-- start --

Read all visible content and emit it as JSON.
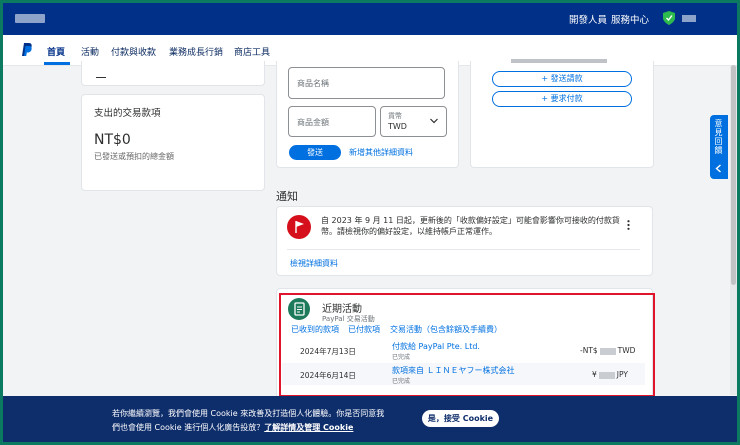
{
  "topbar": {
    "developer": "開發人員",
    "service_center": "服務中心"
  },
  "nav": {
    "tabs": [
      "首頁",
      "活動",
      "付款與收款",
      "業務成長行銷",
      "商店工具"
    ]
  },
  "left": {
    "sent_title": "支出的交易款項",
    "sent_amount": "NT$0",
    "sent_sub": "已發送或預扣的總金額"
  },
  "form": {
    "item_name_ph": "商品名稱",
    "item_amount_ph": "商品金額",
    "currency_label": "貨幣",
    "currency_value": "TWD",
    "send_button": "發送",
    "more_details": "新增其他詳細資料"
  },
  "right": {
    "request_link": "+ 發送請款",
    "request_payment": "+ 要求付款"
  },
  "sidetab": {
    "label": "意見回饋"
  },
  "notifications": {
    "header": "通知",
    "message": "自 2023 年 9 月 11 日起，更新後的「收款偏好設定」可能會影響你可接收的付款貨幣。請檢視你的偏好設定，以維持帳戶正常運作。",
    "view_details": "檢視詳細資料"
  },
  "recent": {
    "title": "近期活動",
    "subtitle": "PayPal 交易活動",
    "tabs": [
      "已收到的款項",
      "已付款項",
      "交易活動（包含餘額及手續費）"
    ],
    "rows": [
      {
        "date": "2024年7月13日",
        "name": "付款給 PayPal Pte. Ltd.",
        "status": "已完成",
        "amount_prefix": "-NT$",
        "amount_suffix": "TWD"
      },
      {
        "date": "2024年6月14日",
        "name": "款項來自 ＬＩＮＥヤフー株式会社",
        "status": "已完成",
        "amount_prefix": "¥",
        "amount_suffix": "JPY"
      }
    ]
  },
  "cookie": {
    "line1": "若你繼續瀏覽，我們會使用 Cookie 來改善及打造個人化體驗。你是否同意我",
    "line2_pre": "們也會使用 Cookie 進行個人化廣告投放？",
    "line2_link": "了解詳情及管理 Cookie",
    "accept": "是，接受 Cookie"
  },
  "colors": {
    "paypal_navy": "#003087",
    "paypal_blue": "#0070e0",
    "highlight_red": "#e0142b",
    "alert_red": "#d50f1c",
    "activity_green": "#1d7a5a"
  }
}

-- end --

§ TASK BRIEF:
Copy all of the entries verbatim, leaving out any pictures they contain.

§ TASK ANSWER:
Read all visible content and emit it as JSON.
{
  "topbar": {
    "developer": "開發人員",
    "service_center": "服務中心"
  },
  "nav": {
    "tabs": [
      "首頁",
      "活動",
      "付款與收款",
      "業務成長行銷",
      "商店工具"
    ]
  },
  "left": {
    "sent_title": "支出的交易款項",
    "sent_amount": "NT$0",
    "sent_sub": "已發送或預扣的總金額"
  },
  "form": {
    "item_name_ph": "商品名稱",
    "item_amount_ph": "商品金額",
    "currency_label": "貨幣",
    "currency_value": "TWD",
    "send_button": "發送",
    "more_details": "新增其他詳細資料"
  },
  "right": {
    "request_link": "+ 發送請款",
    "request_payment": "+ 要求付款"
  },
  "sidetab": {
    "label": "意見回饋"
  },
  "notifications": {
    "header": "通知",
    "message": "自 2023 年 9 月 11 日起，更新後的「收款偏好設定」可能會影響你可接收的付款貨幣。請檢視你的偏好設定，以維持帳戶正常運作。",
    "view_details": "檢視詳細資料"
  },
  "recent": {
    "title": "近期活動",
    "subtitle": "PayPal 交易活動",
    "tabs": [
      "已收到的款項",
      "已付款項",
      "交易活動（包含餘額及手續費）"
    ],
    "rows": [
      {
        "date": "2024年7月13日",
        "name": "付款給 PayPal Pte. Ltd.",
        "status": "已完成",
        "amount_prefix": "-NT$",
        "amount_suffix": "TWD"
      },
      {
        "date": "2024年6月14日",
        "name": "款項來自 ＬＩＮＥヤフー株式会社",
        "status": "已完成",
        "amount_prefix": "¥",
        "amount_suffix": "JPY"
      }
    ]
  },
  "cookie": {
    "line1": "若你繼續瀏覽，我們會使用 Cookie 來改善及打造個人化體驗。你是否同意我",
    "line2_pre": "們也會使用 Cookie 進行個人化廣告投放？",
    "line2_link": "了解詳情及管理 Cookie",
    "accept": "是，接受 Cookie"
  },
  "colors": {
    "paypal_navy": "#003087",
    "paypal_blue": "#0070e0",
    "highlight_red": "#e0142b",
    "alert_red": "#d50f1c",
    "activity_green": "#1d7a5a"
  }
}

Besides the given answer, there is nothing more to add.